## START SUPPLIED MATERIAL

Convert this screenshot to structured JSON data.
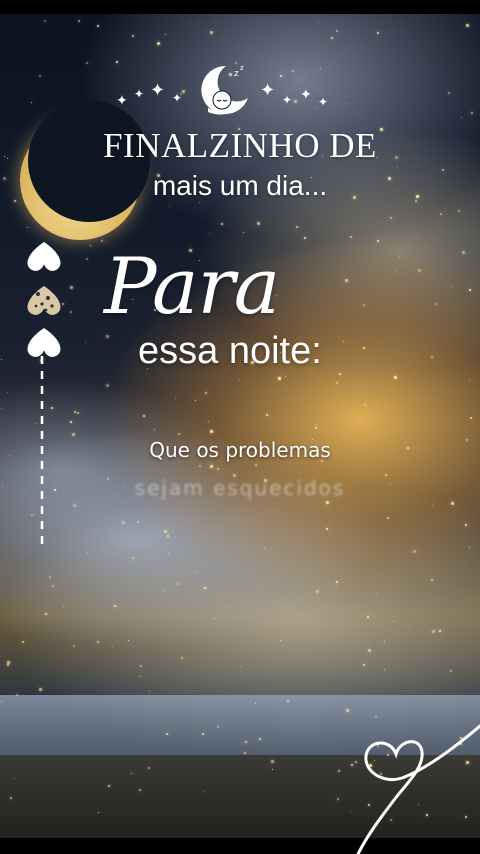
{
  "logo": {
    "icon": "sleeping-baby-on-moon-icon",
    "stars": [
      "four-point-star-icon"
    ]
  },
  "title": {
    "line1": "FINALZINHO DE",
    "line2": "mais um dia..."
  },
  "heading": {
    "script": "Para",
    "subtitle": "essa noite:"
  },
  "message": {
    "line1": "Que os problemas",
    "line2": "sejam esquecidos"
  },
  "colors": {
    "text": "#ffffff",
    "moon": "#d9b25a",
    "sky": "#0e1624",
    "glow": "#ffc45a"
  }
}
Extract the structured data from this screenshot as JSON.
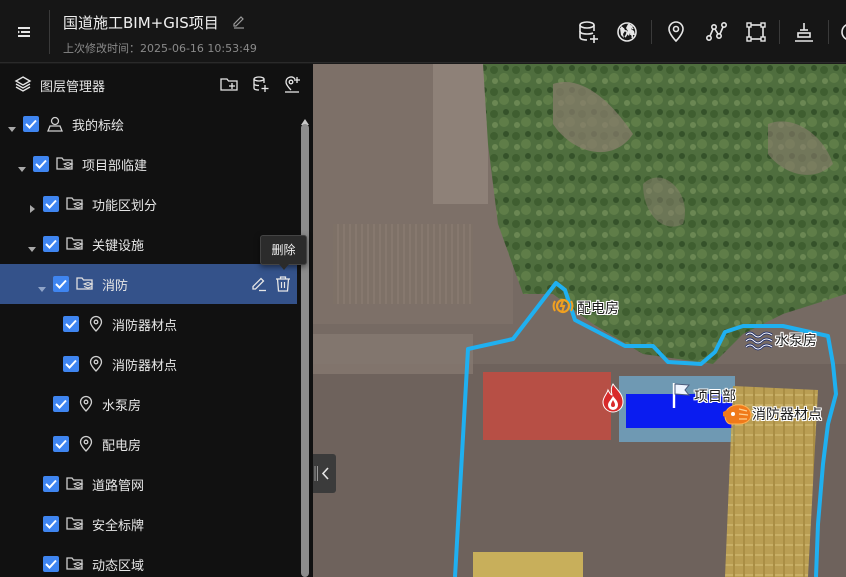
{
  "header": {
    "title": "国道施工BIM+GIS项目",
    "last_modified": "上次修改时间：2025-06-16 10:53:49"
  },
  "toolbar": {
    "tools": [
      "database-add-icon",
      "globe-icon",
      "location-pin-icon",
      "polyline-icon",
      "rectangle-icon",
      "level-icon",
      "compass-icon"
    ]
  },
  "layer_panel": {
    "title": "图层管理器",
    "header_actions": [
      "add-folder-icon",
      "add-data-layer-icon",
      "add-marker-icon"
    ],
    "tooltip": "删除",
    "tree": [
      {
        "label": "我的标绘",
        "type": "user",
        "expanded": true,
        "checked": true
      },
      {
        "label": "项目部临建",
        "type": "folder",
        "expanded": true,
        "checked": true
      },
      {
        "label": "功能区划分",
        "type": "folder",
        "expanded": false,
        "checked": true
      },
      {
        "label": "关键设施",
        "type": "folder",
        "expanded": true,
        "checked": true
      },
      {
        "label": "消防",
        "type": "folder",
        "expanded": true,
        "checked": true,
        "selected": true
      },
      {
        "label": "消防器材点",
        "type": "point",
        "checked": true
      },
      {
        "label": "消防器材点",
        "type": "point",
        "checked": true
      },
      {
        "label": "水泵房",
        "type": "point",
        "checked": true
      },
      {
        "label": "配电房",
        "type": "point",
        "checked": true
      },
      {
        "label": "道路管网",
        "type": "folder",
        "checked": true
      },
      {
        "label": "安全标牌",
        "type": "folder",
        "checked": true
      },
      {
        "label": "动态区域",
        "type": "folder",
        "checked": true
      }
    ]
  },
  "map": {
    "labels": {
      "power_room": "配电房",
      "pump_room": "水泵房",
      "project_dept": "项目部",
      "fire_equipment": "消防器材点"
    },
    "colors": {
      "boundary": "#1fb0f0",
      "red_zone": "#d04a3e",
      "blue_zone": "#0a1cf0",
      "light_blue_zone": "#6fb0d8",
      "yellow_zone": "#e8c24a"
    }
  }
}
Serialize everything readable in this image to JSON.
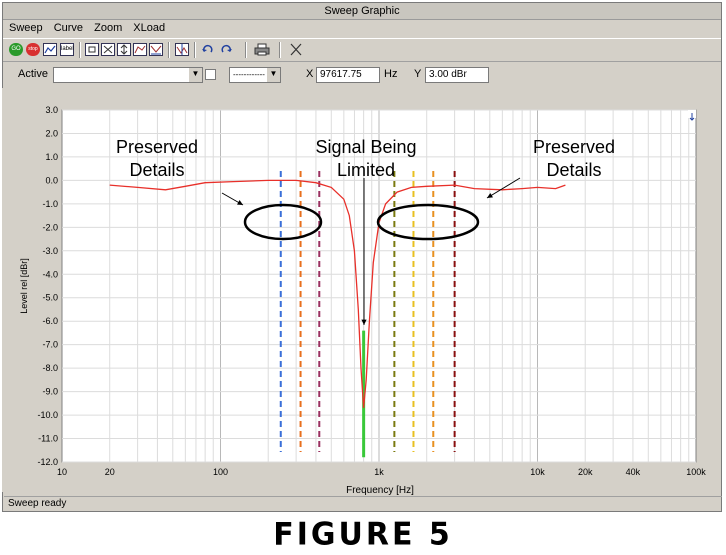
{
  "window": {
    "title": "Sweep Graphic"
  },
  "menu": {
    "items": [
      "Sweep",
      "Curve",
      "Zoom",
      "XLoad"
    ]
  },
  "toolbar": {
    "go_label": "GO",
    "stop_label": "stop",
    "label_button": "label"
  },
  "controls": {
    "active_label": "Active",
    "active_value": "",
    "line_style_value": "------------",
    "x_label": "X",
    "x_value": "97617.75",
    "x_unit": "Hz",
    "y_label": "Y",
    "y_value": "3.00 dBr"
  },
  "chart_data": {
    "type": "line",
    "xlabel": "Frequency [Hz]",
    "ylabel": "Level rel [dBr]",
    "xscale": "log",
    "xlim": [
      10,
      100000
    ],
    "ylim": [
      -12,
      3
    ],
    "grid": true,
    "x_ticks": [
      "10",
      "20",
      "100",
      "1k",
      "10k",
      "20k",
      "40k",
      "100k"
    ],
    "y_ticks": [
      "3.0",
      "2.0",
      "1.0",
      "0.0",
      "-1.0",
      "-2.0",
      "-3.0",
      "-4.0",
      "-5.0",
      "-6.0",
      "-7.0",
      "-8.0",
      "-9.0",
      "-10.0",
      "-11.0",
      "-12.0"
    ],
    "series": [
      {
        "color": "#e8302a",
        "x": [
          20,
          30,
          45,
          60,
          80,
          120,
          200,
          300,
          400,
          500,
          600,
          650,
          700,
          740,
          770,
          800,
          830,
          870,
          920,
          1000,
          1100,
          1300,
          1600,
          2000,
          3000,
          4000,
          6000,
          8000,
          10000,
          13000,
          15000
        ],
        "y": [
          -0.2,
          -0.3,
          -0.4,
          -0.25,
          -0.1,
          -0.05,
          0.0,
          0.0,
          -0.1,
          -0.3,
          -0.8,
          -1.5,
          -3.0,
          -5.5,
          -8.0,
          -9.7,
          -8.5,
          -6.0,
          -3.5,
          -1.8,
          -1.0,
          -0.5,
          -0.3,
          -0.25,
          -0.2,
          -0.35,
          -0.4,
          -0.35,
          -0.3,
          -0.35,
          -0.2
        ]
      }
    ],
    "markers": [
      {
        "x": 240,
        "color": "#3a6fd8"
      },
      {
        "x": 320,
        "color": "#e8701e"
      },
      {
        "x": 420,
        "color": "#9a3060"
      },
      {
        "x": 800,
        "color": "#39c839"
      },
      {
        "x": 1250,
        "color": "#7a7a10"
      },
      {
        "x": 1650,
        "color": "#e8c020"
      },
      {
        "x": 2200,
        "color": "#e89020"
      },
      {
        "x": 3000,
        "color": "#8a1010"
      }
    ],
    "limit_segment": {
      "x": 800,
      "y_from": -6.4,
      "y_to": -11.8,
      "color": "#39c839"
    },
    "annotations": [
      {
        "id": "left",
        "text": [
          "Preserved",
          "Details"
        ]
      },
      {
        "id": "center",
        "text": [
          "Signal Being",
          "Limited"
        ]
      },
      {
        "id": "right",
        "text": [
          "Preserved",
          "Details"
        ]
      }
    ]
  },
  "status": {
    "text": "Sweep ready"
  },
  "figure_caption": "FIGURE 5"
}
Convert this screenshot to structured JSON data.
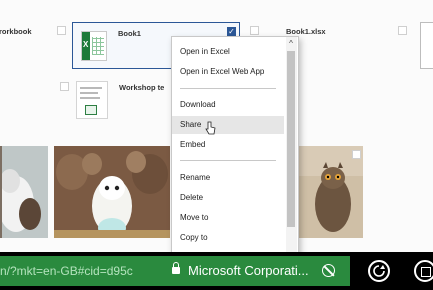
{
  "files": {
    "workbook_label": "rorkbook",
    "book1_label": "Book1",
    "book1xlsx_label": "Book1.xlsx",
    "workshop_label": "Workshop te"
  },
  "context_menu": {
    "items": [
      {
        "label": "Open in Excel"
      },
      {
        "label": "Open in Excel Web App"
      },
      {
        "label": "Download"
      },
      {
        "label": "Share"
      },
      {
        "label": "Embed"
      },
      {
        "label": "Rename"
      },
      {
        "label": "Delete"
      },
      {
        "label": "Move to"
      },
      {
        "label": "Copy to"
      }
    ],
    "hovered": "Share"
  },
  "address_bar": {
    "url_fragment": "n/?mkt=en-GB#cid=d95c",
    "site_identity": "Microsoft Corporati..."
  },
  "colors": {
    "selection": "#2b5797",
    "address_bar": "#2a8a3e",
    "taskbar": "#000000"
  },
  "icons": [
    "excel-file-icon",
    "document-icon",
    "checkbox-checked-icon",
    "lock-icon",
    "block-icon",
    "refresh-icon",
    "tabs-icon",
    "cursor-icon",
    "scroll-up-icon"
  ]
}
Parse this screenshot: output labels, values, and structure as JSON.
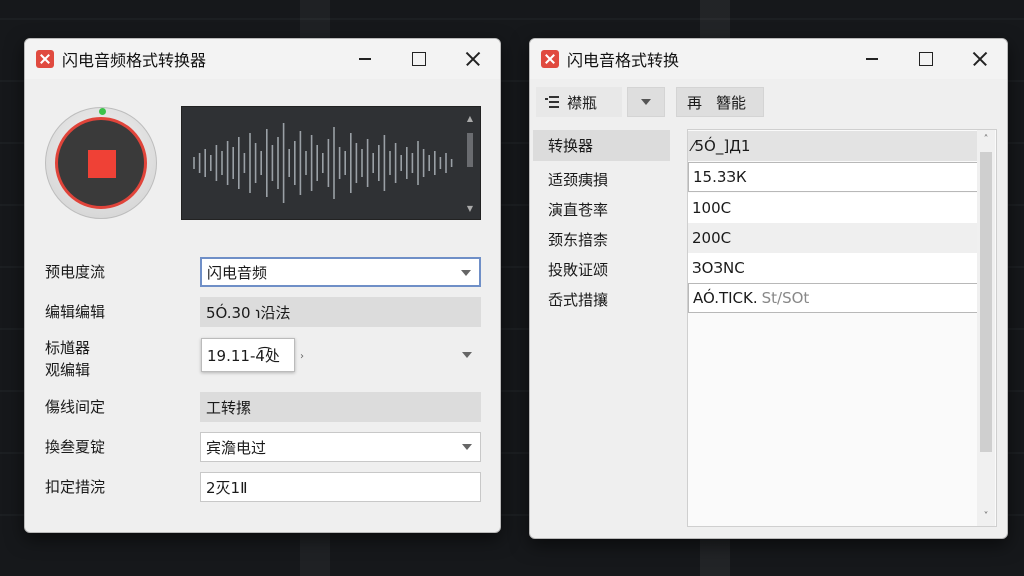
{
  "left_window": {
    "title": "闪电音频格式转换器",
    "form": [
      {
        "label": "预电度流",
        "value": "闪电音频"
      },
      {
        "label": "编辑编辑",
        "value": "5Ó.30 ℩沿法"
      },
      {
        "label": "标馗器\n观编辑",
        "value": "19.11-4͡处"
      },
      {
        "label": "傷线间定",
        "value": "工转摞"
      },
      {
        "label": "換叁夏锭",
        "value": "宾澹电过"
      },
      {
        "label": "扣定措浣",
        "value": "2灭1Ⅱ"
      }
    ]
  },
  "right_window": {
    "title": "闪电音格式转换",
    "toolbar": {
      "btn1_label": "襟瓶",
      "btn2_label": "再",
      "btn2_label_b": "簪能"
    },
    "nav": [
      "转换器",
      "适颈痍損",
      "演直苍率",
      "颈东揞柰",
      "投敗证颂",
      "岙式措攘"
    ],
    "list": {
      "header": "⁄5Ó_]Д1",
      "rows": [
        {
          "value": "15.3ЗК",
          "extra": ""
        },
        {
          "value": "100C",
          "extra": ""
        },
        {
          "value": "200C",
          "extra": ""
        },
        {
          "value": "ЗОЗNC",
          "extra": ""
        },
        {
          "value": "AÓ.TICK.",
          "extra": "St/SOt"
        }
      ]
    }
  },
  "colors": {
    "accent_red": "#ef4136",
    "status_green": "#3cc24a",
    "focus_blue": "#6f8fc7"
  }
}
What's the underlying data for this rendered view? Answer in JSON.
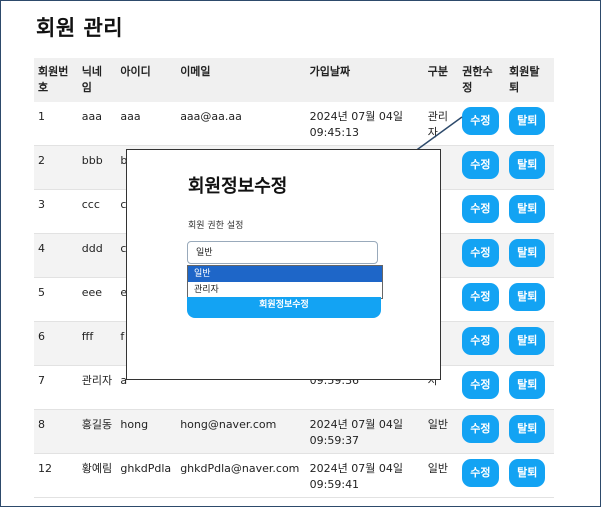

## END SUPPLIED MATERIAL

▶ **REQUIREMENT**:
Find every line in the records above that holds the word "screenshot", and copy each one.

▶ **SOLUTION**:
Convert this screenshot to structured JSON data.
Extract the structured data from this screenshot as JSON.
Convert this screenshot to structured JSON data.
Parse this screenshot: output labels, values, and structure as JSON.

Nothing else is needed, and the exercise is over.